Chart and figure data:

□ □ □ □ □ □ □

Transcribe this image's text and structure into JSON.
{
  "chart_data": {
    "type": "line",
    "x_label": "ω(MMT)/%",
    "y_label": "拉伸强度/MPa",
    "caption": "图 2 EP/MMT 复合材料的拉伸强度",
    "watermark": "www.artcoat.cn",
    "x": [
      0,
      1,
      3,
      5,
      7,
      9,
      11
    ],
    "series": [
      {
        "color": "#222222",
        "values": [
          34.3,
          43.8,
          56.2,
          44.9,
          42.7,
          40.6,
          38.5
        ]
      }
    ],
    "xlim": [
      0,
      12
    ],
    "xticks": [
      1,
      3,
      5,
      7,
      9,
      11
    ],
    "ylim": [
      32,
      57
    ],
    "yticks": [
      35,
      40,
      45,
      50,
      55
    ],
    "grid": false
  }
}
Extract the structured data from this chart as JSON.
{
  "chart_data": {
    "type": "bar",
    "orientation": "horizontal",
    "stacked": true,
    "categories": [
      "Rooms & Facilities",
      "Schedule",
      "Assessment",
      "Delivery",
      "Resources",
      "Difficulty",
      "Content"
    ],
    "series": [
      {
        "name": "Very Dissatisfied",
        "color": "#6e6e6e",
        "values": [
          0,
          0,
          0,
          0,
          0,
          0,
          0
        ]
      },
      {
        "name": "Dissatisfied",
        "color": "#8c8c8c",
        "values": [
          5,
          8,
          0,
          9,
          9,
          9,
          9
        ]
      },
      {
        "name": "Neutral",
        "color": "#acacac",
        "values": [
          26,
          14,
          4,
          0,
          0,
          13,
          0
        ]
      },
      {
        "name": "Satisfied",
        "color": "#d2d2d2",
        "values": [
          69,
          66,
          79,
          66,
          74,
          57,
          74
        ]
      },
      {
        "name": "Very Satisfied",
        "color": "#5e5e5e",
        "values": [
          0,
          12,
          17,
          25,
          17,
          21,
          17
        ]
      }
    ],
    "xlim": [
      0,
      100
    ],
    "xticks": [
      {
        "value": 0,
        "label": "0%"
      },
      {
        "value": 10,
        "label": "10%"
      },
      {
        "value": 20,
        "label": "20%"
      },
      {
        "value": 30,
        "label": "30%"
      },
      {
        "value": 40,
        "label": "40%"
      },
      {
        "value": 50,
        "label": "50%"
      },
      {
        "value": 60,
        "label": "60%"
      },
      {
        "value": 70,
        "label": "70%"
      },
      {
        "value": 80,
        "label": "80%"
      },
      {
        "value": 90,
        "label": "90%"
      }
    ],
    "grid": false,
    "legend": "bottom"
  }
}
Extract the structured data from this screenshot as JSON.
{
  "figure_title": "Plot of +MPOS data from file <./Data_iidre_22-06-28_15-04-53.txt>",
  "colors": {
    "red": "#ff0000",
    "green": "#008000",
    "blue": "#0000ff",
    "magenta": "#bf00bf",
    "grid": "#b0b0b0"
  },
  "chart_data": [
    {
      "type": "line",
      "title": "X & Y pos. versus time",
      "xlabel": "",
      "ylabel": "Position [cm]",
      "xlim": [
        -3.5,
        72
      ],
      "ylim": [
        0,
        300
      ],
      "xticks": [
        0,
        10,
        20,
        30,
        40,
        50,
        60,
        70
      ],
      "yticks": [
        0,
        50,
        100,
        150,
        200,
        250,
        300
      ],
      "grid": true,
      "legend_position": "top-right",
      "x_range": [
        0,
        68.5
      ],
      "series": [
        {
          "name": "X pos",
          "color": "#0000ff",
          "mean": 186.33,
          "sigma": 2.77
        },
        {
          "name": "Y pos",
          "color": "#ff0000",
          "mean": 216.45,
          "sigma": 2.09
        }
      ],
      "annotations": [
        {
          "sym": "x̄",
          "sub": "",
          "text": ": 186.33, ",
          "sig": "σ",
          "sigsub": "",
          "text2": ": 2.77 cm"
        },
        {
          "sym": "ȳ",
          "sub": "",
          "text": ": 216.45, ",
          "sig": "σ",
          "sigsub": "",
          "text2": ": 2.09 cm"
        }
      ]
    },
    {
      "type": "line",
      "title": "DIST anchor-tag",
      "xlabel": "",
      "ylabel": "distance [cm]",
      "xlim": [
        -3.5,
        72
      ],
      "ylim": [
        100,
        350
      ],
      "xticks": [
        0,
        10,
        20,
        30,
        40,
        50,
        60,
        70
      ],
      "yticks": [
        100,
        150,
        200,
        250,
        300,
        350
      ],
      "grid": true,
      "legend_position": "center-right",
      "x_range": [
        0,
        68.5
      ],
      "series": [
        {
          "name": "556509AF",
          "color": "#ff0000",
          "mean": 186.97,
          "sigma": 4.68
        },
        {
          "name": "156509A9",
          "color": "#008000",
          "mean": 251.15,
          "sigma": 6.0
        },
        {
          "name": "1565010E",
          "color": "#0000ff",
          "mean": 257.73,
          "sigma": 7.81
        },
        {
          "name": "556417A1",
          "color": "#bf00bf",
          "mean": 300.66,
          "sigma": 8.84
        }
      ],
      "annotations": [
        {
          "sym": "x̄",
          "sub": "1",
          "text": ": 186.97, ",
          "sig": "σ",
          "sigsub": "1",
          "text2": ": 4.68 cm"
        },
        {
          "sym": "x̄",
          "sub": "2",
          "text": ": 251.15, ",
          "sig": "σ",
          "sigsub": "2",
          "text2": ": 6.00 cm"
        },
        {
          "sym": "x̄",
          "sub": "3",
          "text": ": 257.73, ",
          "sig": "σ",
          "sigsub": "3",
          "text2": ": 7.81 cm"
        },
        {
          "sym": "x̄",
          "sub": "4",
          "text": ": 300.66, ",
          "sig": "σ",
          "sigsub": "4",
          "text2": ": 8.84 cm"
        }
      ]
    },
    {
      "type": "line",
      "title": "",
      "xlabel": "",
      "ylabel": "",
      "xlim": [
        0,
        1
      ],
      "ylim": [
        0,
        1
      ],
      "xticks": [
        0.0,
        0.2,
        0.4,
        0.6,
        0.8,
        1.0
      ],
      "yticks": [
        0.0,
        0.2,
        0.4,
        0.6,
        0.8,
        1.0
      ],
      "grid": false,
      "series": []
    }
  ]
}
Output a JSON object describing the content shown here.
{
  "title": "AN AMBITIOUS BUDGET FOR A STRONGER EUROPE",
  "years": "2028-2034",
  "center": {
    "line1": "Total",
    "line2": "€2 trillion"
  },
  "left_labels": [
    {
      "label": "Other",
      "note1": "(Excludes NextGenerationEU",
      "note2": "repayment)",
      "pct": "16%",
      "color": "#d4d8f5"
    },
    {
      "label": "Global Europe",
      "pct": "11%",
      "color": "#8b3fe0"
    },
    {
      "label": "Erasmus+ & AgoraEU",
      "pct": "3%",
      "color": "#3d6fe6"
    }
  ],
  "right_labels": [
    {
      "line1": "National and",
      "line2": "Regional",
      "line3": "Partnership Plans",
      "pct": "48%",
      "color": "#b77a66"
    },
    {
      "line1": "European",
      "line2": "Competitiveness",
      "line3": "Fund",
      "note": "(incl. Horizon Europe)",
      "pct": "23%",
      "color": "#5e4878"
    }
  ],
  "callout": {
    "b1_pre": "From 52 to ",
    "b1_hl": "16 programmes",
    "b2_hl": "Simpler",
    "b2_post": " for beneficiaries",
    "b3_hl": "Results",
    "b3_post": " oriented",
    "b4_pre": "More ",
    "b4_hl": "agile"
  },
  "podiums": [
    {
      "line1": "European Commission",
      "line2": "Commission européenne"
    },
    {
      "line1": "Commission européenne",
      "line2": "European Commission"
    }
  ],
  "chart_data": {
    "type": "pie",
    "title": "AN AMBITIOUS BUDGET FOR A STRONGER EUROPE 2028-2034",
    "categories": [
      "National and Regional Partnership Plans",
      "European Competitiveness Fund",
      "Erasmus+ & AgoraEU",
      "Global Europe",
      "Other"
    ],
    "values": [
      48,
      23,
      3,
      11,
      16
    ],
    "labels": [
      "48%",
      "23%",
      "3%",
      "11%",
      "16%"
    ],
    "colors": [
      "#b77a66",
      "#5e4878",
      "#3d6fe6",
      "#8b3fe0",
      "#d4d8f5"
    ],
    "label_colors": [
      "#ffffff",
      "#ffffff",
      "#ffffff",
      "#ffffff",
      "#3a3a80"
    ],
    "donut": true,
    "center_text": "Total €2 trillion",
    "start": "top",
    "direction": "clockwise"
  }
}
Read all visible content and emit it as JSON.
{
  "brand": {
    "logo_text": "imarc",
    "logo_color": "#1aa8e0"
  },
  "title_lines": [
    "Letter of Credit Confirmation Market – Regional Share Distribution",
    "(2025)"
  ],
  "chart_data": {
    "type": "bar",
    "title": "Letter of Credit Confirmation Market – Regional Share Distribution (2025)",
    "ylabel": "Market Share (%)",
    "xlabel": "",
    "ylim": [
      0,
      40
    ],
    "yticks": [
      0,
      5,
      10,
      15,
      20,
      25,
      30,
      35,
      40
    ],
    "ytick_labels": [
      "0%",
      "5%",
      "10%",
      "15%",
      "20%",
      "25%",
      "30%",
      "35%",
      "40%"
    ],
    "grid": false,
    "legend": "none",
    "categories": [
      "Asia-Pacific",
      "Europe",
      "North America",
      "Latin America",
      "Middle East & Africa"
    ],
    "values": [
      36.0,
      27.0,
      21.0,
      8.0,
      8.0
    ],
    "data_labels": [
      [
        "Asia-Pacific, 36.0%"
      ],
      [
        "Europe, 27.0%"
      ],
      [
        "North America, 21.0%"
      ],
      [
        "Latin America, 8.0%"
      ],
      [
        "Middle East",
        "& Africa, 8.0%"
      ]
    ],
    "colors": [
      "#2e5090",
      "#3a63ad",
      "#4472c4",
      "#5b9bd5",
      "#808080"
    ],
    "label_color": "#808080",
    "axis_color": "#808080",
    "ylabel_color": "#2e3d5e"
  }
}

□ □ □ □ □ □ □

_WRITTEN EXERCISE_: Which lines in the records above contain the string "Distribution"? Copy each one.

_THE OUTPUT_:
    "Letter of Credit Confirmation Market – Regional Share Distribution",
    "title": "Letter of Credit Confirmation Market – Regional Share Distribution (2025)",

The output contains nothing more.